The problem: Set down each line of the material that follows, exactly, with no pictures.

<<<<

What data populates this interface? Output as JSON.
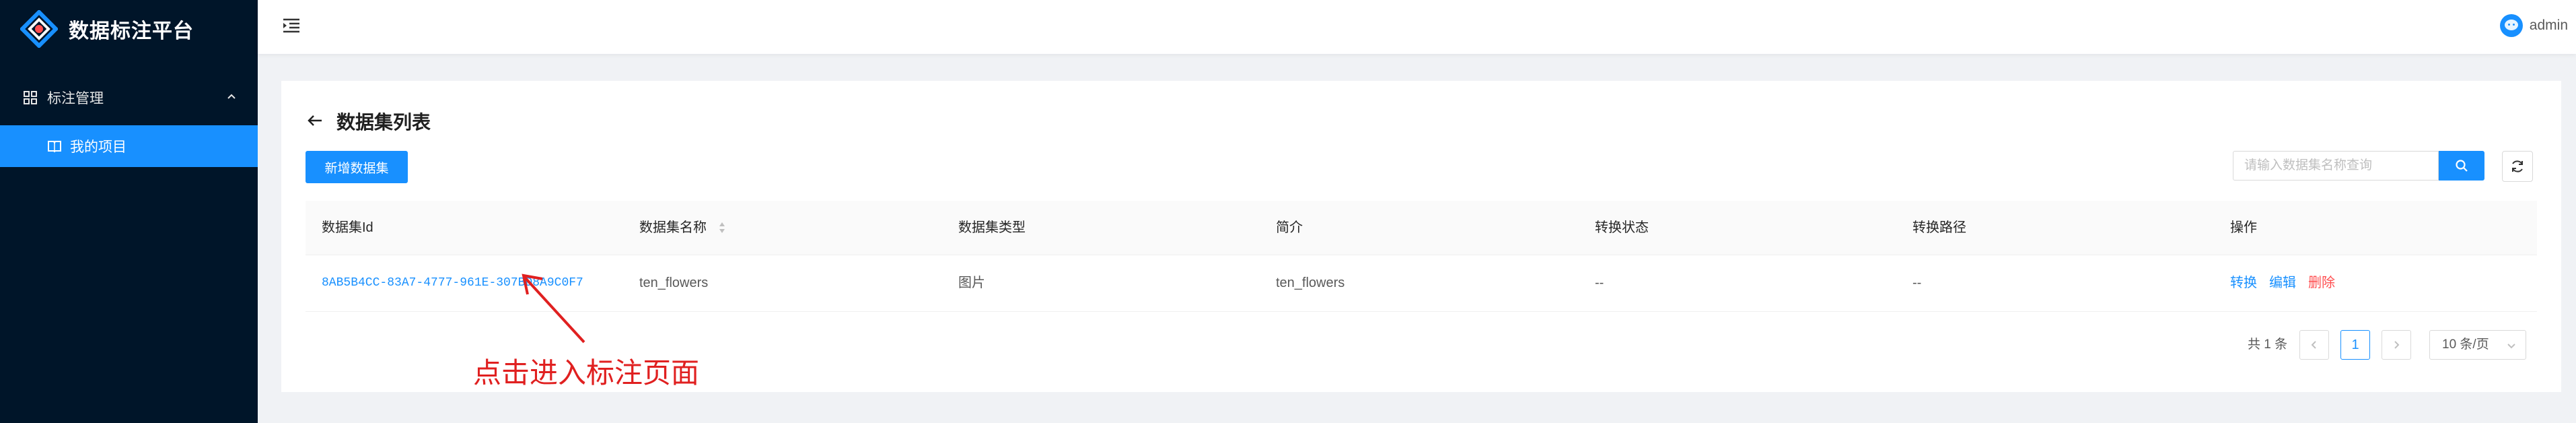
{
  "sidebar": {
    "app_title": "数据标注平台",
    "menu_group_label": "标注管理",
    "menu_item_label": "我的项目"
  },
  "header": {
    "user_name": "admin"
  },
  "page": {
    "title": "数据集列表",
    "add_button": "新增数据集",
    "search_placeholder": "请输入数据集名称查询"
  },
  "table": {
    "columns": [
      "数据集Id",
      "数据集名称",
      "数据集类型",
      "简介",
      "转换状态",
      "转换路径",
      "操作"
    ],
    "rows": [
      {
        "id": "8AB5B4CC-83A7-4777-961E-307BD8A9C0F7",
        "name": "ten_flowers",
        "type": "图片",
        "intro": "ten_flowers",
        "status": "--",
        "path": "--",
        "actions": [
          "转换",
          "编辑",
          "删除"
        ]
      }
    ]
  },
  "pagination": {
    "total_text": "共 1 条",
    "current_page": "1",
    "page_size": "10 条/页"
  },
  "annotation": {
    "text": "点击进入标注页面",
    "color": "#e02020"
  },
  "colors": {
    "primary": "#1890ff",
    "sidebar_bg": "#001529",
    "danger": "#ff4d4f"
  }
}
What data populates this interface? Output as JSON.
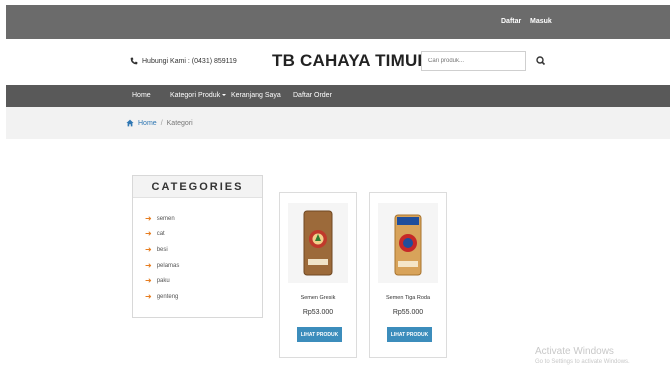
{
  "topbar": {
    "daftar": "Daftar",
    "masuk": "Masuk"
  },
  "header": {
    "phone": "Hubungi Kami : (0431) 859119",
    "brand": "TB CAHAYA TIMUR",
    "search_placeholder": "Cari produk..."
  },
  "nav": {
    "home": "Home",
    "kategori": "Kategori Produk",
    "keranjang": "Keranjang Saya",
    "order": "Daftar Order"
  },
  "breadcrumb": {
    "home": "Home",
    "separator": "/",
    "current": "Kategori"
  },
  "categories": {
    "title": "CATEGORIES",
    "items": [
      "semen",
      "cat",
      "besi",
      "pelamas",
      "paku",
      "genteng"
    ]
  },
  "products": [
    {
      "name": "Semen Gresik",
      "price": "Rp53.000",
      "button": "LIHAT PRODUK"
    },
    {
      "name": "Semen Tiga Roda",
      "price": "Rp55.000",
      "button": "LIHAT PRODUK"
    }
  ],
  "watermark": {
    "title": "Activate Windows",
    "subtitle": "Go to Settings to activate Windows."
  },
  "colors": {
    "topbar": "#6b6b6b",
    "navbar": "#595959",
    "link": "#2f77b3",
    "button": "#3c8dbc",
    "arrow": "#e67e22"
  }
}
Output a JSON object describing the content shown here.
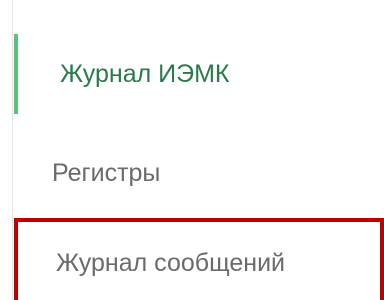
{
  "nav": {
    "items": [
      {
        "label": "Журнал ИЭМК",
        "state": "active"
      },
      {
        "label": "Регистры",
        "state": "default"
      },
      {
        "label": "Журнал сообщений",
        "state": "highlighted"
      }
    ]
  },
  "colors": {
    "active_text": "#2a7a4b",
    "active_indicator": "#5cc17a",
    "inactive_text": "#6b6b6b",
    "highlight_border": "#c00000",
    "divider": "#e6e6e6"
  }
}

>>>>

Reply:
What data populates this interface? Output as JSON.
{
  "sidebar": {
    "app_title": "数据标注平台",
    "menu_group_label": "标注管理",
    "menu_item_label": "我的项目"
  },
  "header": {
    "user_name": "admin"
  },
  "page": {
    "title": "数据集列表",
    "add_button": "新增数据集",
    "search_placeholder": "请输入数据集名称查询"
  },
  "table": {
    "columns": [
      "数据集Id",
      "数据集名称",
      "数据集类型",
      "简介",
      "转换状态",
      "转换路径",
      "操作"
    ],
    "rows": [
      {
        "id": "8AB5B4CC-83A7-4777-961E-307BD8A9C0F7",
        "name": "ten_flowers",
        "type": "图片",
        "intro": "ten_flowers",
        "status": "--",
        "path": "--",
        "actions": [
          "转换",
          "编辑",
          "删除"
        ]
      }
    ]
  },
  "pagination": {
    "total_text": "共 1 条",
    "current_page": "1",
    "page_size": "10 条/页"
  },
  "annotation": {
    "text": "点击进入标注页面",
    "color": "#e02020"
  },
  "colors": {
    "primary": "#1890ff",
    "sidebar_bg": "#001529",
    "danger": "#ff4d4f"
  }
}
What data populates this interface? Output as JSON.
{
  "topbar": {
    "daftar": "Daftar",
    "masuk": "Masuk"
  },
  "header": {
    "phone": "Hubungi Kami : (0431) 859119",
    "brand": "TB CAHAYA TIMUR",
    "search_placeholder": "Cari produk..."
  },
  "nav": {
    "home": "Home",
    "kategori": "Kategori Produk",
    "keranjang": "Keranjang Saya",
    "order": "Daftar Order"
  },
  "breadcrumb": {
    "home": "Home",
    "separator": "/",
    "current": "Kategori"
  },
  "categories": {
    "title": "CATEGORIES",
    "items": [
      "semen",
      "cat",
      "besi",
      "pelamas",
      "paku",
      "genteng"
    ]
  },
  "products": [
    {
      "name": "Semen Gresik",
      "price": "Rp53.000",
      "button": "LIHAT PRODUK"
    },
    {
      "name": "Semen Tiga Roda",
      "price": "Rp55.000",
      "button": "LIHAT PRODUK"
    }
  ],
  "watermark": {
    "title": "Activate Windows",
    "subtitle": "Go to Settings to activate Windows."
  },
  "colors": {
    "topbar": "#6b6b6b",
    "navbar": "#595959",
    "link": "#2f77b3",
    "button": "#3c8dbc",
    "arrow": "#e67e22"
  }
}
Output a JSON object describing the content shown here.
{
  "nav": {
    "items": [
      {
        "label": "Журнал ИЭМК",
        "state": "active"
      },
      {
        "label": "Регистры",
        "state": "default"
      },
      {
        "label": "Журнал сообщений",
        "state": "highlighted"
      }
    ]
  },
  "colors": {
    "active_text": "#2a7a4b",
    "active_indicator": "#5cc17a",
    "inactive_text": "#6b6b6b",
    "highlight_border": "#c00000",
    "divider": "#e6e6e6"
  }
}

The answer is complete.